Extracted records:
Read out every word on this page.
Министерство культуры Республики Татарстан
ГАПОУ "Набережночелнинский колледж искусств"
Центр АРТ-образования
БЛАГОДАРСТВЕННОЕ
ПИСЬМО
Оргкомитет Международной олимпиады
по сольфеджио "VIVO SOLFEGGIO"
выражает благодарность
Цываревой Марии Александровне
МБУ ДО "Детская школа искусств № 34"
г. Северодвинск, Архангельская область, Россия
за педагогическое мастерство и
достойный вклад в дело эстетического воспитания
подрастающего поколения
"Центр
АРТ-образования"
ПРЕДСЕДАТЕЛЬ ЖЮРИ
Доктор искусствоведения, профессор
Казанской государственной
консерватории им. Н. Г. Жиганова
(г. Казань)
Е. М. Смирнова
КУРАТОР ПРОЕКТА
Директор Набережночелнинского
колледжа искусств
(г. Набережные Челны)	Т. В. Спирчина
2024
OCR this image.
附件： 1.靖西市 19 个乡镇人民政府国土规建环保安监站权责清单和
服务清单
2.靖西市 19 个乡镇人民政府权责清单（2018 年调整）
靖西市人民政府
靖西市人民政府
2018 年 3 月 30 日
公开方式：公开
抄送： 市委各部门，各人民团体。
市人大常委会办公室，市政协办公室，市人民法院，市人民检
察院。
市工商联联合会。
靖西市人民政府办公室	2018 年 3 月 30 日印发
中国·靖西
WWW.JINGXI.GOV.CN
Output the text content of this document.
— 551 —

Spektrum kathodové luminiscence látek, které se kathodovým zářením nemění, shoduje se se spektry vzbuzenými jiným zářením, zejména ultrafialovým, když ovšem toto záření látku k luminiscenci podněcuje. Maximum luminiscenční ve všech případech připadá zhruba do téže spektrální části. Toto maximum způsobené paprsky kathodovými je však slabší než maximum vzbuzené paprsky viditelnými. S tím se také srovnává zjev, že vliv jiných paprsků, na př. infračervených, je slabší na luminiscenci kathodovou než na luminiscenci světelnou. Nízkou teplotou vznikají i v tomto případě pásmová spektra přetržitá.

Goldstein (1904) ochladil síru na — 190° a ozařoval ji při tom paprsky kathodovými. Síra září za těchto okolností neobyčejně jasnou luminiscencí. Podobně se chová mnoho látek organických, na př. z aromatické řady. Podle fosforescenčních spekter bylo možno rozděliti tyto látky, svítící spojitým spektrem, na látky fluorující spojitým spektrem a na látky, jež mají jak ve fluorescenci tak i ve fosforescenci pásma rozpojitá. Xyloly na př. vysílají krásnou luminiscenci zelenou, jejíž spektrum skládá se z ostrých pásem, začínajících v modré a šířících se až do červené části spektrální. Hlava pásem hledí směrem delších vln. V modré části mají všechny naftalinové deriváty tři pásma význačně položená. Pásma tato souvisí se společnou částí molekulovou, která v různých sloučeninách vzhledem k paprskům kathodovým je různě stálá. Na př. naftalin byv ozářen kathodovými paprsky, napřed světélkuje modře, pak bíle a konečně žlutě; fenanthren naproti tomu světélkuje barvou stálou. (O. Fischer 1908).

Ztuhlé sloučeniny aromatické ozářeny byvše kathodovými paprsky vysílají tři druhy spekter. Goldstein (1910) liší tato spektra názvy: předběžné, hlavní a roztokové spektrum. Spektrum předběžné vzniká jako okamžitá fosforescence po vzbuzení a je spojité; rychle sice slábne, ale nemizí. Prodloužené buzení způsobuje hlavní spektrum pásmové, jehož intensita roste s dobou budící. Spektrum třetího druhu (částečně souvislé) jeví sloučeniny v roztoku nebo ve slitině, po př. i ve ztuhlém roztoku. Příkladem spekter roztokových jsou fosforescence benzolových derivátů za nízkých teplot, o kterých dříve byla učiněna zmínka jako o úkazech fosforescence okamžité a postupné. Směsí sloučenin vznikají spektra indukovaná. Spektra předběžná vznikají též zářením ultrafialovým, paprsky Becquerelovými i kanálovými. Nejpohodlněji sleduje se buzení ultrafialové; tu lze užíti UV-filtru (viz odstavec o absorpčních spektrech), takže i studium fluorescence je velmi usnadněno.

▶ _What you will do_
Transcribe all entries exactly as they are given.

▶ _Full output_
Read out every word on this page.
Министерство культуры Республики Татарстан
ГАПОУ "Набережночелнинский колледж искусств"
Центр АРТ-образования
БЛАГОДАРСТВЕННОЕ
ПИСЬМО
Оргкомитет Международной олимпиады
по сольфеджио "VIVO SOLFEGGIO"
выражает благодарность
Цываревой Марии Александровне
МБУ ДО "Детская школа искусств № 34"
г. Северодвинск, Архангельская область, Россия
за педагогическое мастерство и
достойный вклад в дело эстетического воспитания
подрастающего поколения
"Центр
АРТ-образования"
ПРЕДСЕДАТЕЛЬ ЖЮРИ
Доктор искусствоведения, профессор
Казанской государственной
консерватории им. Н. Г. Жиганова
(г. Казань)
Е. М. Смирнова
КУРАТОР ПРОЕКТА
Директор Набережночелнинского
колледжа искусств
(г. Набережные Челны)	Т. В. Спирчина
2024
OCR this image.
附件： 1.靖西市 19 个乡镇人民政府国土规建环保安监站权责清单和
服务清单
2.靖西市 19 个乡镇人民政府权责清单（2018 年调整）
靖西市人民政府
靖西市人民政府
2018 年 3 月 30 日
公开方式：公开
抄送： 市委各部门，各人民团体。
市人大常委会办公室，市政协办公室，市人民法院，市人民检
察院。
市工商联联合会。
靖西市人民政府办公室	2018 年 3 月 30 日印发
中国·靖西
WWW.JINGXI.GOV.CN
Output the text content of this document.
— 551 —

Spektrum kathodové luminiscence látek, které se kathodovým zářením nemění, shoduje se se spektry vzbuzenými jiným zářením, zejména ultrafialovým, když ovšem toto záření látku k luminiscenci podněcuje. Maximum luminiscenční ve všech případech připadá zhruba do téže spektrální části. Toto maximum způsobené paprsky kathodovými je však slabší než maximum vzbuzené paprsky viditelnými. S tím se také srovnává zjev, že vliv jiných paprsků, na př. infračervených, je slabší na luminiscenci kathodovou než na luminiscenci světelnou. Nízkou teplotou vznikají i v tomto případě pásmová spektra přetržitá.

Goldstein (1904) ochladil síru na — 190° a ozařoval ji při tom paprsky kathodovými. Síra září za těchto okolností neobyčejně jasnou luminiscencí. Podobně se chová mnoho látek organických, na př. z aromatické řady. Podle fosforescenčních spekter bylo možno rozděliti tyto látky, svítící spojitým spektrem, na látky fluorující spojitým spektrem a na látky, jež mají jak ve fluorescenci tak i ve fosforescenci pásma rozpojitá. Xyloly na př. vysílají krásnou luminiscenci zelenou, jejíž spektrum skládá se z ostrých pásem, začínajících v modré a šířících se až do červené části spektrální. Hlava pásem hledí směrem delších vln. V modré části mají všechny naftalinové deriváty tři pásma význačně položená. Pásma tato souvisí se společnou částí molekulovou, která v různých sloučeninách vzhledem k paprskům kathodovým je různě stálá. Na př. naftalin byv ozářen kathodovými paprsky, napřed světélkuje modře, pak bíle a konečně žlutě; fenanthren naproti tomu světélkuje barvou stálou. (O. Fischer 1908).

Ztuhlé sloučeniny aromatické ozářeny byvše kathodovými paprsky vysílají tři druhy spekter. Goldstein (1910) liší tato spektra názvy: předběžné, hlavní a roztokové spektrum. Spektrum předběžné vzniká jako okamžitá fosforescence po vzbuzení a je spojité; rychle sice slábne, ale nemizí. Prodloužené buzení způsobuje hlavní spektrum pásmové, jehož intensita roste s dobou budící. Spektrum třetího druhu (částečně souvislé) jeví sloučeniny v roztoku nebo ve slitině, po př. i ve ztuhlém roztoku. Příkladem spekter roztokových jsou fosforescence benzolových derivátů za nízkých teplot, o kterých dříve byla učiněna zmínka jako o úkazech fosforescence okamžité a postupné. Směsí sloučenin vznikají spektra indukovaná. Spektra předběžná vznikají též zářením ultrafialovým, paprsky Becquerelovými i kanálovými. Nejpohodlněji sleduje se buzení ultrafialové; tu lze užíti UV-filtru (viz odstavec o absorpčních spektrech), takže i studium fluorescence je velmi usnadněno.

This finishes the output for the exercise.